┌─ DATASET EXTRACT

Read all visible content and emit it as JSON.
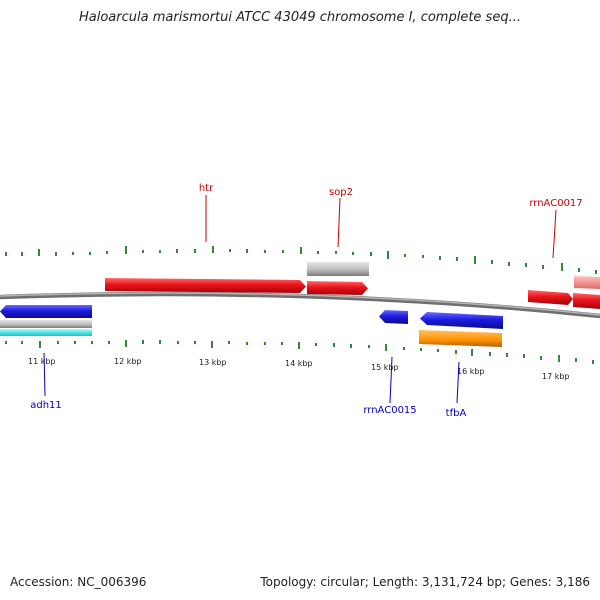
{
  "title": "Haloarcula marismortui ATCC 43049 chromosome I, complete seq...",
  "footer": {
    "accession": "Accession: NC_006396",
    "summary": "Topology: circular; Length: 3,131,724 bp; Genes: 3,186"
  },
  "colors": {
    "tick": "#2e8b2e",
    "backbone": "#8c8c8c",
    "forward_gene": "#e8141b",
    "forward_gene_light": "#f08080",
    "reverse_gene": "#1c1ce0",
    "rna": "#b8b8b8",
    "cyan": "#1ee0e0",
    "orange": "#ff9100",
    "label_forward": "#cc0000",
    "label_reverse": "#0000cc"
  },
  "scale": {
    "labels": [
      "11 kbp",
      "12 kbp",
      "13 kbp",
      "14 kbp",
      "15 kbp",
      "16 kbp",
      "17 kbp"
    ]
  },
  "gene_labels": {
    "forward": [
      "htr",
      "sop2",
      "rrnAC0017"
    ],
    "reverse": [
      "adh11",
      "rrnAC0015",
      "tfbA"
    ]
  }
}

└─

EXERCISE DESCRIPTION: Omit every picture while printing the data word for word.

OUTPUT OF THE TASK:
Read all visible content and emit it as JSON.
{
  "title": "Haloarcula marismortui ATCC 43049 chromosome I, complete seq...",
  "footer": {
    "accession": "Accession: NC_006396",
    "summary": "Topology: circular; Length: 3,131,724 bp; Genes: 3,186"
  },
  "colors": {
    "tick": "#2e8b2e",
    "backbone": "#8c8c8c",
    "forward_gene": "#e8141b",
    "forward_gene_light": "#f08080",
    "reverse_gene": "#1c1ce0",
    "rna": "#b8b8b8",
    "cyan": "#1ee0e0",
    "orange": "#ff9100",
    "label_forward": "#cc0000",
    "label_reverse": "#0000cc"
  },
  "scale": {
    "labels": [
      "11 kbp",
      "12 kbp",
      "13 kbp",
      "14 kbp",
      "15 kbp",
      "16 kbp",
      "17 kbp"
    ]
  },
  "gene_labels": {
    "forward": [
      "htr",
      "sop2",
      "rrnAC0017"
    ],
    "reverse": [
      "adh11",
      "rrnAC0015",
      "tfbA"
    ]
  }
}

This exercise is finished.